[Extracted records]
________________________________________
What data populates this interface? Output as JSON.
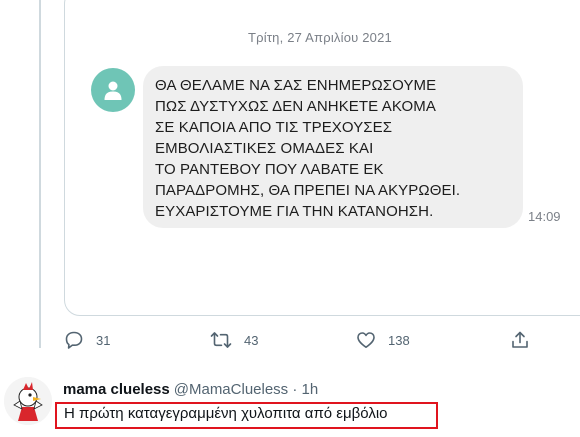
{
  "embedded_screenshot": {
    "date": "Τρίτη, 27 Απριλίου 2021",
    "sender_icon": "person-icon",
    "message_lines": [
      "ΘΑ ΘΕΛΑΜΕ ΝΑ ΣΑΣ ΕΝΗΜΕΡΩΣΟΥΜΕ",
      "ΠΩΣ ΔΥΣΤΥΧΩΣ ΔΕΝ ΑΝΗΚΕΤΕ ΑΚΟΜΑ",
      "ΣΕ ΚΑΠΟΙΑ ΑΠΟ ΤΙΣ ΤΡΕΧΟΥΣΕΣ",
      "ΕΜΒΟΛΙΑΣΤΙΚΕΣ ΟΜΑΔΕΣ ΚΑΙ",
      "ΤΟ ΡΑΝΤΕΒΟΥ ΠΟΥ ΛΑΒΑΤΕ ΕΚ",
      "ΠΑΡΑΔΡΟΜΗΣ, ΘΑ ΠΡΕΠΕΙ ΝΑ ΑΚΥΡΩΘΕΙ.",
      "ΕΥΧΑΡΙΣΤΟΥΜΕ ΓΙΑ ΤΗΝ ΚΑΤΑΝΟΗΣΗ."
    ],
    "time": "14:09"
  },
  "actions": {
    "replies": "31",
    "retweets": "43",
    "likes": "138",
    "icons": [
      "reply-icon",
      "retweet-icon",
      "like-icon",
      "share-icon"
    ]
  },
  "reply_tweet": {
    "author_name": "mama clueless",
    "author_handle": "@MamaClueless · 1h",
    "text": "Η πρώτη καταγεγραμμένη χυλοπιτα από εμβόλιο"
  },
  "colors": {
    "link_accent": "#1d9bf0",
    "highlight_border": "#e0141e",
    "sender_avatar": "#6fc5b6"
  }
}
________________________________________
WHAT TO DO
Set the data above down again exactly as given, with no pictures.

ANSWER TO THE PROBLEM
What data populates this interface? Output as JSON.
{
  "embedded_screenshot": {
    "date": "Τρίτη, 27 Απριλίου 2021",
    "sender_icon": "person-icon",
    "message_lines": [
      "ΘΑ ΘΕΛΑΜΕ ΝΑ ΣΑΣ ΕΝΗΜΕΡΩΣΟΥΜΕ",
      "ΠΩΣ ΔΥΣΤΥΧΩΣ ΔΕΝ ΑΝΗΚΕΤΕ ΑΚΟΜΑ",
      "ΣΕ ΚΑΠΟΙΑ ΑΠΟ ΤΙΣ ΤΡΕΧΟΥΣΕΣ",
      "ΕΜΒΟΛΙΑΣΤΙΚΕΣ ΟΜΑΔΕΣ ΚΑΙ",
      "ΤΟ ΡΑΝΤΕΒΟΥ ΠΟΥ ΛΑΒΑΤΕ ΕΚ",
      "ΠΑΡΑΔΡΟΜΗΣ, ΘΑ ΠΡΕΠΕΙ ΝΑ ΑΚΥΡΩΘΕΙ.",
      "ΕΥΧΑΡΙΣΤΟΥΜΕ ΓΙΑ ΤΗΝ ΚΑΤΑΝΟΗΣΗ."
    ],
    "time": "14:09"
  },
  "actions": {
    "replies": "31",
    "retweets": "43",
    "likes": "138",
    "icons": [
      "reply-icon",
      "retweet-icon",
      "like-icon",
      "share-icon"
    ]
  },
  "reply_tweet": {
    "author_name": "mama clueless",
    "author_handle": "@MamaClueless · 1h",
    "text": "Η πρώτη καταγεγραμμένη χυλοπιτα από εμβόλιο"
  },
  "colors": {
    "link_accent": "#1d9bf0",
    "highlight_border": "#e0141e",
    "sender_avatar": "#6fc5b6"
  }
}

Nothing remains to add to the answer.